## Source records:
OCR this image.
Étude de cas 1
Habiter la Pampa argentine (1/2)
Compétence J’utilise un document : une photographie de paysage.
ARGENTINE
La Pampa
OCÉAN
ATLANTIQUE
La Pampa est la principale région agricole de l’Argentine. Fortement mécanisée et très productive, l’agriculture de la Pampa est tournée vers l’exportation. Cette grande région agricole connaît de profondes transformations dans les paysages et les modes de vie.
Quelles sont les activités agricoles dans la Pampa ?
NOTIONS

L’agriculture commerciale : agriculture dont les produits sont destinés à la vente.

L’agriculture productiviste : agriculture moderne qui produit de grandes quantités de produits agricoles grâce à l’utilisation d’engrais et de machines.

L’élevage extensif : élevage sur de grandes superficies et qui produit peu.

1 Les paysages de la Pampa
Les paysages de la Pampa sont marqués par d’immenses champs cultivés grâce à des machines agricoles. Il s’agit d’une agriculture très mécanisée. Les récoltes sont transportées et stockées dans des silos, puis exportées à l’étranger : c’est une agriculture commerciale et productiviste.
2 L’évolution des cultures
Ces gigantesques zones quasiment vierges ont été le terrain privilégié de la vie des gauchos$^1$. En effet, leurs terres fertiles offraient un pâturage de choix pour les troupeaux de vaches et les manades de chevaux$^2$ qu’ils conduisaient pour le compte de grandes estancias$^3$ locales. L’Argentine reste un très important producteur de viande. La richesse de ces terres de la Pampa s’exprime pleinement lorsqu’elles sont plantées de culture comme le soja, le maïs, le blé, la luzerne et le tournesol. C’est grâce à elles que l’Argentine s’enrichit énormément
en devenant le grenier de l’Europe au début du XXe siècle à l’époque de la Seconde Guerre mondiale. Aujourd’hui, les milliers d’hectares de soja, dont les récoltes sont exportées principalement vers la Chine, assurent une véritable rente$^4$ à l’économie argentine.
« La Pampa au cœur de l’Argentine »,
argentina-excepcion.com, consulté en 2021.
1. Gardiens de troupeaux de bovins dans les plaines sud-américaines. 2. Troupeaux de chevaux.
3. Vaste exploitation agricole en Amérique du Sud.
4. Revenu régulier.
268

## Objective:
Please reproduce every line of the material word for word.

## Answer to the problem:
OCR this image.
Étude de cas 1
Habiter la Pampa argentine (1/2)
Compétence J’utilise un document : une photographie de paysage.
ARGENTINE
La Pampa
OCÉAN
ATLANTIQUE
La Pampa est la principale région agricole de l’Argentine. Fortement mécanisée et très productive, l’agriculture de la Pampa est tournée vers l’exportation. Cette grande région agricole connaît de profondes transformations dans les paysages et les modes de vie.
Quelles sont les activités agricoles dans la Pampa ?
NOTIONS

L’agriculture commerciale : agriculture dont les produits sont destinés à la vente.

L’agriculture productiviste : agriculture moderne qui produit de grandes quantités de produits agricoles grâce à l’utilisation d’engrais et de machines.

L’élevage extensif : élevage sur de grandes superficies et qui produit peu.

1 Les paysages de la Pampa
Les paysages de la Pampa sont marqués par d’immenses champs cultivés grâce à des machines agricoles. Il s’agit d’une agriculture très mécanisée. Les récoltes sont transportées et stockées dans des silos, puis exportées à l’étranger : c’est une agriculture commerciale et productiviste.
2 L’évolution des cultures
Ces gigantesques zones quasiment vierges ont été le terrain privilégié de la vie des gauchos$^1$. En effet, leurs terres fertiles offraient un pâturage de choix pour les troupeaux de vaches et les manades de chevaux$^2$ qu’ils conduisaient pour le compte de grandes estancias$^3$ locales. L’Argentine reste un très important producteur de viande. La richesse de ces terres de la Pampa s’exprime pleinement lorsqu’elles sont plantées de culture comme le soja, le maïs, le blé, la luzerne et le tournesol. C’est grâce à elles que l’Argentine s’enrichit énormément
en devenant le grenier de l’Europe au début du XXe siècle à l’époque de la Seconde Guerre mondiale. Aujourd’hui, les milliers d’hectares de soja, dont les récoltes sont exportées principalement vers la Chine, assurent une véritable rente$^4$ à l’économie argentine.
« La Pampa au cœur de l’Argentine »,
argentina-excepcion.com, consulté en 2021.
1. Gardiens de troupeaux de bovins dans les plaines sud-américaines. 2. Troupeaux de chevaux.
3. Vaste exploitation agricole en Amérique du Sud.
4. Revenu régulier.
268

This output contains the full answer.